Collected data
# # # # # # #
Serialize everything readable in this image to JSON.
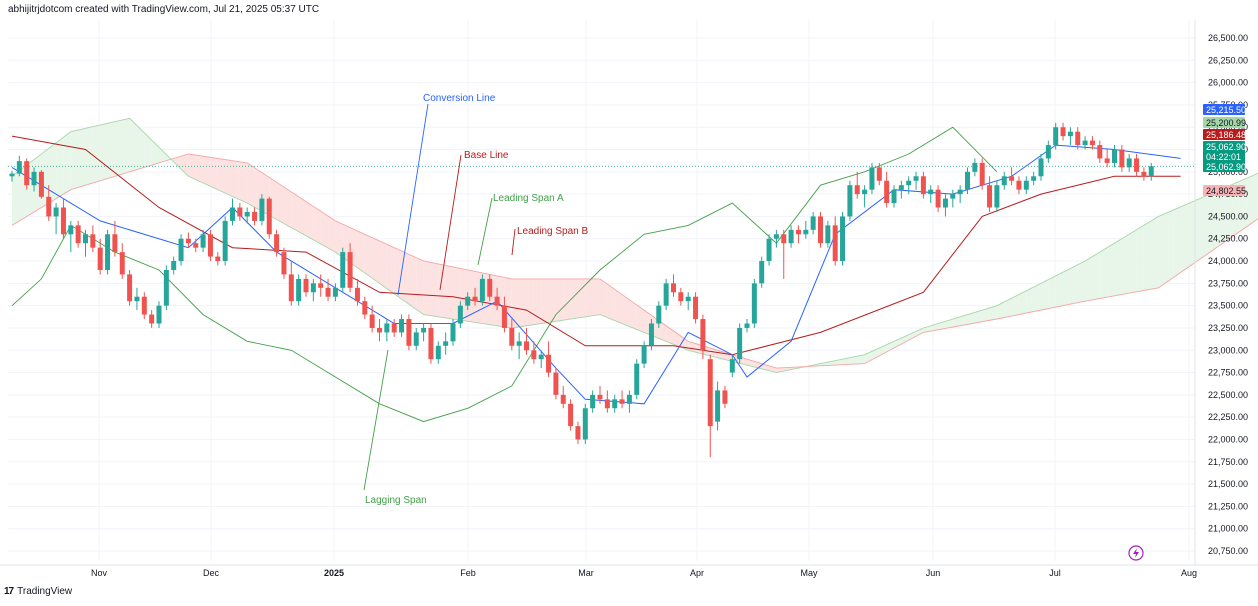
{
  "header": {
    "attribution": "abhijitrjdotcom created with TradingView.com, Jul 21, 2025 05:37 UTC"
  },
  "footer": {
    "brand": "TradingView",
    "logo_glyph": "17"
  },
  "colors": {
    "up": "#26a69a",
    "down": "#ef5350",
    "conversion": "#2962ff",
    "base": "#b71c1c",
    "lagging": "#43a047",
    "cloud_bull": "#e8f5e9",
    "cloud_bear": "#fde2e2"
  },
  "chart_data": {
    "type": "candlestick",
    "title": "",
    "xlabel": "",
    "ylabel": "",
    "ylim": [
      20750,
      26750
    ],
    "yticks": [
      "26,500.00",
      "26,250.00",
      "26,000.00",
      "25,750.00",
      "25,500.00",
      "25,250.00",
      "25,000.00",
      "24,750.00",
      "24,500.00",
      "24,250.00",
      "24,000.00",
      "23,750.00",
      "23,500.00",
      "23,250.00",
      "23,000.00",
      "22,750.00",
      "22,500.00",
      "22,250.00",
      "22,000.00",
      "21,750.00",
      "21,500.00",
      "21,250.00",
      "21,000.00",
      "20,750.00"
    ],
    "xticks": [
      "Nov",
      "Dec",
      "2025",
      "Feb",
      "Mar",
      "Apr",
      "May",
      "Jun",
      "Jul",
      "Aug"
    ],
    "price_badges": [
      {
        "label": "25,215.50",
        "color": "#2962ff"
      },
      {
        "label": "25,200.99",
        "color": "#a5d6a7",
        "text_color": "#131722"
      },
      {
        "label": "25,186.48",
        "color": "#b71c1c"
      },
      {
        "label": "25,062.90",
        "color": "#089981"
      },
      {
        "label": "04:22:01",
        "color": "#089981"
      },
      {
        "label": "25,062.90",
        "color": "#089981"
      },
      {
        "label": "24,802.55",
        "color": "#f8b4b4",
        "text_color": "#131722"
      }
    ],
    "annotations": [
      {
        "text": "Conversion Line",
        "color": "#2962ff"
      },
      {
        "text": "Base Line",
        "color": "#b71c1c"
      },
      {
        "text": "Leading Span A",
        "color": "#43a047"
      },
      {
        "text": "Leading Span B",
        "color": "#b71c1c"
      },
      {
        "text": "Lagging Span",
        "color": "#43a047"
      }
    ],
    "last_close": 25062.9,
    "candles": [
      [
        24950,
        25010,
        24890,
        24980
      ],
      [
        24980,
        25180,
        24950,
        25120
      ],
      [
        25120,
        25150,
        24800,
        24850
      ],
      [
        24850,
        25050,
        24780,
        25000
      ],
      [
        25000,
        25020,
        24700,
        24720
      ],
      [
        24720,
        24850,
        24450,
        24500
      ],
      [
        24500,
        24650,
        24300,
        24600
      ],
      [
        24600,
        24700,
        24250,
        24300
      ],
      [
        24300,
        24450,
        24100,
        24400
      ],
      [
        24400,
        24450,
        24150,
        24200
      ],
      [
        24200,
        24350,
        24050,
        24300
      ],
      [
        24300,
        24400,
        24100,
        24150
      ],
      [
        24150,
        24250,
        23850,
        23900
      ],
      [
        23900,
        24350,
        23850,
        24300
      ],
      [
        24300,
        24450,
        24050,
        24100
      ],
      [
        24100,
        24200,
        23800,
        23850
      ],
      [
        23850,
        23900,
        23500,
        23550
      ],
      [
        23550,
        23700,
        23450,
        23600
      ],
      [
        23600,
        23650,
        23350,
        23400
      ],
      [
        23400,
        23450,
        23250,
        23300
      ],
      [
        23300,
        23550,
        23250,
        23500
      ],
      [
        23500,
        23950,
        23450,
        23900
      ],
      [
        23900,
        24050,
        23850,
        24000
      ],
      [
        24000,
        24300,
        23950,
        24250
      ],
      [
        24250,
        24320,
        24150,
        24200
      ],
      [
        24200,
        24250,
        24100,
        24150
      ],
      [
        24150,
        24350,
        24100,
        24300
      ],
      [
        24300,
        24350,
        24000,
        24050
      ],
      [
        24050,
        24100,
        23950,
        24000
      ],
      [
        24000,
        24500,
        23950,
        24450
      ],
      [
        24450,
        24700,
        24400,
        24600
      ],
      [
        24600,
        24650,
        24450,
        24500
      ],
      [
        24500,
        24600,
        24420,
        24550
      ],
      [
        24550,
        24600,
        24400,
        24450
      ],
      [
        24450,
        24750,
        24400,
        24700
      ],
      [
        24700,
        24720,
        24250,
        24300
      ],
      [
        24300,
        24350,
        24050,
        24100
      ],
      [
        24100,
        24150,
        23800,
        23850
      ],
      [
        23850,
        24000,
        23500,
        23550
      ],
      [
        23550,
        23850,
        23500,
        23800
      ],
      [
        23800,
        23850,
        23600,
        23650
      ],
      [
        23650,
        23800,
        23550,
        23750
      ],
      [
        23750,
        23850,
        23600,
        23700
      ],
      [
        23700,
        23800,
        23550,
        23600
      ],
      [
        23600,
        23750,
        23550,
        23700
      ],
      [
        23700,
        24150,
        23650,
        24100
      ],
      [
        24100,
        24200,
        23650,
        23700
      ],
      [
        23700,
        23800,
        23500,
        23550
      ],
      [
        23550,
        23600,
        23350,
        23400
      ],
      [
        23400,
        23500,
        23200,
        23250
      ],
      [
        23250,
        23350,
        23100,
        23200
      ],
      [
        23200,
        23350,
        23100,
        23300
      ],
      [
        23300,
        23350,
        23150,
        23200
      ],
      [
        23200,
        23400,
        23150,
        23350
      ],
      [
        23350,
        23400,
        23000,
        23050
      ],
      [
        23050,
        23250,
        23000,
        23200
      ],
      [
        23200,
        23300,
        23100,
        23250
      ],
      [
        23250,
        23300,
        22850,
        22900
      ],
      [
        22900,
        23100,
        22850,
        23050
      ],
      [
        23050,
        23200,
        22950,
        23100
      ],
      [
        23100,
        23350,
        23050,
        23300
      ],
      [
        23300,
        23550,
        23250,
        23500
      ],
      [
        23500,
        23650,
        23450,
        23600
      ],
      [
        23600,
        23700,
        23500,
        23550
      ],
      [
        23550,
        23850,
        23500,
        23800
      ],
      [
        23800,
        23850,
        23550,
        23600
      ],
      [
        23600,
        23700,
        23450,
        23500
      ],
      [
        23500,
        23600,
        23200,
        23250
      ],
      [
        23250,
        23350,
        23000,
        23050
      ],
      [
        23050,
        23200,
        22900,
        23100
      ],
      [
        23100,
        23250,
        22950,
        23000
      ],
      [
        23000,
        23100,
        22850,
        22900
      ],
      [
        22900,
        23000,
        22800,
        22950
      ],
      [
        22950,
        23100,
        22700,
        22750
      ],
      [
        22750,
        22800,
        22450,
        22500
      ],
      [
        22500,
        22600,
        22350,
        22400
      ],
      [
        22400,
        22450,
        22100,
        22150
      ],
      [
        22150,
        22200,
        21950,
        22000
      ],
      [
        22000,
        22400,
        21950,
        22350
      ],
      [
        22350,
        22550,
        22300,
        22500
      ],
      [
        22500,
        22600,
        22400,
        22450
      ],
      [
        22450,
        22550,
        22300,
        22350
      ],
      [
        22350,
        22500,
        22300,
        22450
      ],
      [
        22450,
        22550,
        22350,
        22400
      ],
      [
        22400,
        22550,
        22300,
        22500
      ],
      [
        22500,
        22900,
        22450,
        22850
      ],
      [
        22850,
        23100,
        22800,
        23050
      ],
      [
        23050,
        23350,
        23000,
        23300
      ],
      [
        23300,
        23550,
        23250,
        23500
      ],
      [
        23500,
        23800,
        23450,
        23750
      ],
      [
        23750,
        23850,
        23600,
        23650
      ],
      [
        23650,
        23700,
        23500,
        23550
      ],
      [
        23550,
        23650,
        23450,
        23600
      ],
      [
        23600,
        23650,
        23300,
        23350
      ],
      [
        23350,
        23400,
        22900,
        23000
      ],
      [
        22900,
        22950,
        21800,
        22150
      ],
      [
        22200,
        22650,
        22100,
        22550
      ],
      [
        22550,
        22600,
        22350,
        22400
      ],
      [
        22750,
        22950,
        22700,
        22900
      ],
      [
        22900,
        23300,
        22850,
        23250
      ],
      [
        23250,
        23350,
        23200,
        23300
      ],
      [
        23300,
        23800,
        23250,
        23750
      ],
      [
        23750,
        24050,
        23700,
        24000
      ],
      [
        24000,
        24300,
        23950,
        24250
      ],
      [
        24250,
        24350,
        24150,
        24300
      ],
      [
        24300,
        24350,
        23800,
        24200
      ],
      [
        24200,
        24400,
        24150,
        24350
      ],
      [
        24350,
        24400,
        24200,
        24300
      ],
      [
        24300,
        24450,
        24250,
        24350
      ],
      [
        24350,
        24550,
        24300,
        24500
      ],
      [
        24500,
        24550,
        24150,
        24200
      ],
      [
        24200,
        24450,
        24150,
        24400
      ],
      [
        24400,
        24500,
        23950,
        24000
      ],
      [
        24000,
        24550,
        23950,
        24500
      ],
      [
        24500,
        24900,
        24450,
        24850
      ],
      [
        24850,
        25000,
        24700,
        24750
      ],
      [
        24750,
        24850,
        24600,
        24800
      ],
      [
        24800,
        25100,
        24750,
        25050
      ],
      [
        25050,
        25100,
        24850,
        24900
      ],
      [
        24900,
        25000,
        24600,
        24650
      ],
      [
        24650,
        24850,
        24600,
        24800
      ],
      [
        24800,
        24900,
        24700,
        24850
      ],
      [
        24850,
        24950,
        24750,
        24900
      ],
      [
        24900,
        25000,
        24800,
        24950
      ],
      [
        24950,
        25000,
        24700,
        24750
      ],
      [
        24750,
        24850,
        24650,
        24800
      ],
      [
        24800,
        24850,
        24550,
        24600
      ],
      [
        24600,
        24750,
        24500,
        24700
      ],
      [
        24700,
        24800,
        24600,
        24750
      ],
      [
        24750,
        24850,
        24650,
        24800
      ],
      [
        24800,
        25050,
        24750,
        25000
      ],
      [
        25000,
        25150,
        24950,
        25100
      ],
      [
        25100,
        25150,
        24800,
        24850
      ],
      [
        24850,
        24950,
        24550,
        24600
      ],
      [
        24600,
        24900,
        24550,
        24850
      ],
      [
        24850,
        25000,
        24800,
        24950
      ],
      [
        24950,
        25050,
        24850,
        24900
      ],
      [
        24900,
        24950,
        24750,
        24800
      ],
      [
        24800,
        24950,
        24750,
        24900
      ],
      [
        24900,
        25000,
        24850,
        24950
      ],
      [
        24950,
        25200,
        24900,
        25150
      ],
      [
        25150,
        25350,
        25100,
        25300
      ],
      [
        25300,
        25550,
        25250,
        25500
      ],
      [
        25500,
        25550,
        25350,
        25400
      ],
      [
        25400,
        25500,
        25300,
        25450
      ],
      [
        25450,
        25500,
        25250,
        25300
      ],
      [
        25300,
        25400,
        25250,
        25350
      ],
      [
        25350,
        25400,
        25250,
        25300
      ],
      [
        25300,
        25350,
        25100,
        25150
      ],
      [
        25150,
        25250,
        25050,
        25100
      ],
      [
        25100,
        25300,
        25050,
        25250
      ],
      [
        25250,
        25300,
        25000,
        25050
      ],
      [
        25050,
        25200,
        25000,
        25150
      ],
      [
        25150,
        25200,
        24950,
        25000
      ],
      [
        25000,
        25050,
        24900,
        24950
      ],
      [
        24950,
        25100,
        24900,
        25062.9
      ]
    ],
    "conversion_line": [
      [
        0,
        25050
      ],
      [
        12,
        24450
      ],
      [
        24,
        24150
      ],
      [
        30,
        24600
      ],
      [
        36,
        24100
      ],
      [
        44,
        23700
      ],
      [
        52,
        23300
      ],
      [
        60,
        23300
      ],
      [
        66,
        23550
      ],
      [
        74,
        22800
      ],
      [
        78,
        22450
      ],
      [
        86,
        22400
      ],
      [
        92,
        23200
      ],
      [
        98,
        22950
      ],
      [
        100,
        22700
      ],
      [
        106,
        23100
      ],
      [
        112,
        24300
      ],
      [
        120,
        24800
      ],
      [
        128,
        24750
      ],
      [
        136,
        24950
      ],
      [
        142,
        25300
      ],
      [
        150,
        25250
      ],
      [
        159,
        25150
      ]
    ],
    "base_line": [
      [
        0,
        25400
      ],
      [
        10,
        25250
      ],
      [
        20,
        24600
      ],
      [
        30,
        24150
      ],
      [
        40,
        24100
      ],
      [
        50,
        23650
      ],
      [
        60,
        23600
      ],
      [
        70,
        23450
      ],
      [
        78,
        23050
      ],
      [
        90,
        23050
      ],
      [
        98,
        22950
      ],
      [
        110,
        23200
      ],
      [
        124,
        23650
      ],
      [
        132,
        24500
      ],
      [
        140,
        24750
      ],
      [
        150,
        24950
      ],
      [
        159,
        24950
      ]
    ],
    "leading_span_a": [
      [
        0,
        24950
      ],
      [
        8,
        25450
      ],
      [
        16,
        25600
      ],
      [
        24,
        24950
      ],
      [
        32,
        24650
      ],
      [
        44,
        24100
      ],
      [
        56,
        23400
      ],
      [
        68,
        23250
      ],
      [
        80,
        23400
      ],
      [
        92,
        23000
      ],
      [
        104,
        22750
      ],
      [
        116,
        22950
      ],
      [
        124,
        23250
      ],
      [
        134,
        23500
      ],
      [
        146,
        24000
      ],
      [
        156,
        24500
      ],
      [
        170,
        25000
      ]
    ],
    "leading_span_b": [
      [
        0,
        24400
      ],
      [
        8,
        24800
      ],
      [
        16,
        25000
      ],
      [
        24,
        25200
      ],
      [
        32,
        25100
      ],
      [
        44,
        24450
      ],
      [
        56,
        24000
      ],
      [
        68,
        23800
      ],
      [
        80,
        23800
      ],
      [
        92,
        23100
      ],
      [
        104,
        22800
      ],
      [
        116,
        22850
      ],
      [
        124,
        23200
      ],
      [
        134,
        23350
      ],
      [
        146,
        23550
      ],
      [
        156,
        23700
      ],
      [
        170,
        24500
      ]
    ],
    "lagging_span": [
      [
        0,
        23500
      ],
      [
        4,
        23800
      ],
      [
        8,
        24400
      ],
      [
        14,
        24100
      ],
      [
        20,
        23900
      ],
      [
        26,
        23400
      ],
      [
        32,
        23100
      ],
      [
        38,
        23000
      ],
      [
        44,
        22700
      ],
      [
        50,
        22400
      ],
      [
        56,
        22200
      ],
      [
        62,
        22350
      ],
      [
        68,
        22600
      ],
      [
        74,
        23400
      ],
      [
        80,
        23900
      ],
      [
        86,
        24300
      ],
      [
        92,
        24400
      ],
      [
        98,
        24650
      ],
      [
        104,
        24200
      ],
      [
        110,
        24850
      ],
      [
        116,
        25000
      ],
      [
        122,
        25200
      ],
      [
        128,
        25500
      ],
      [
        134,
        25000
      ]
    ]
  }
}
# # # # # # #
WRITTEN TASK: Scan the material above for the string "TradingView" and return the lines that hold it.

SOLUTION TO THIS TASK:
    "attribution": "abhijitrjdotcom created with TradingView.com, Jul 21, 2025 05:37 UTC"
    "brand": "TradingView",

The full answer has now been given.